Written request:
How many lines in the records below contain the word "health"? Answer with the number alone.

--- START Records ---

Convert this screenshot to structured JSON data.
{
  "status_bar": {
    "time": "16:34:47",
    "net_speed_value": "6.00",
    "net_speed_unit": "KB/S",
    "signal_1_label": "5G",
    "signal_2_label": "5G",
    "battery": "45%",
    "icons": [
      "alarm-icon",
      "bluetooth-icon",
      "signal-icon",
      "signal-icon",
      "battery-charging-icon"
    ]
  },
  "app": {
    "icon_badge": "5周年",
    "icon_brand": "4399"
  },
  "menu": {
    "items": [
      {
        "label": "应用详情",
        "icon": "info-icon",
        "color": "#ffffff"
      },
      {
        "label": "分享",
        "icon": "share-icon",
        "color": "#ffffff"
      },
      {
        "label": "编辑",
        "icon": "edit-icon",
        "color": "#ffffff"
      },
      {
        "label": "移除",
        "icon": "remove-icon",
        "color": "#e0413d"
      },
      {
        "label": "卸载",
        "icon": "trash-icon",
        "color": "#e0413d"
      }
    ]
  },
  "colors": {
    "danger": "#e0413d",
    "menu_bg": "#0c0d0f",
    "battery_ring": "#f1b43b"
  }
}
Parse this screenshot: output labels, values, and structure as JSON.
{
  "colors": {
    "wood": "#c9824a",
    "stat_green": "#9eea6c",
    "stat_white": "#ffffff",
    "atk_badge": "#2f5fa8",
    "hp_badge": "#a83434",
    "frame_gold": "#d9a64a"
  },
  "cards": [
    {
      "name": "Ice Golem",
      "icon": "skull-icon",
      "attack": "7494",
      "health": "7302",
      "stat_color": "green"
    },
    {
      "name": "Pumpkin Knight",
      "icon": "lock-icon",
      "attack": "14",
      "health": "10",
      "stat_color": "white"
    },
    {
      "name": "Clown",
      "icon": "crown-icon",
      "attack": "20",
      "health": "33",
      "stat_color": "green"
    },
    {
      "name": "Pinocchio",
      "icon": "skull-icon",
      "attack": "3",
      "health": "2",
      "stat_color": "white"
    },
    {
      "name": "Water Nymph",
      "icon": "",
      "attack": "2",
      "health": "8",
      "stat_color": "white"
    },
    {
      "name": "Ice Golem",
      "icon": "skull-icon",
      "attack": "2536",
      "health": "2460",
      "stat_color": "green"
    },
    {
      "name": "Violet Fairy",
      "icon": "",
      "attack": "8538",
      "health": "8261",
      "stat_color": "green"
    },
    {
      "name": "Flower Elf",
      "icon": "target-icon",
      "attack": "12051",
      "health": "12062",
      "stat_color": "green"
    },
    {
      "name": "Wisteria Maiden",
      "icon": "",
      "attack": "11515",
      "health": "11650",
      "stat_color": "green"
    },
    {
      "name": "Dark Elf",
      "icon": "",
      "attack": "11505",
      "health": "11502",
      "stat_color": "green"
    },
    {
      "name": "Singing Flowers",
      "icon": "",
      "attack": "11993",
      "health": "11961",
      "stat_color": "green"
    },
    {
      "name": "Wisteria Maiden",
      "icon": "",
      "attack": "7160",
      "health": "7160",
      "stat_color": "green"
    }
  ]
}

--- END Records ---

Result:
12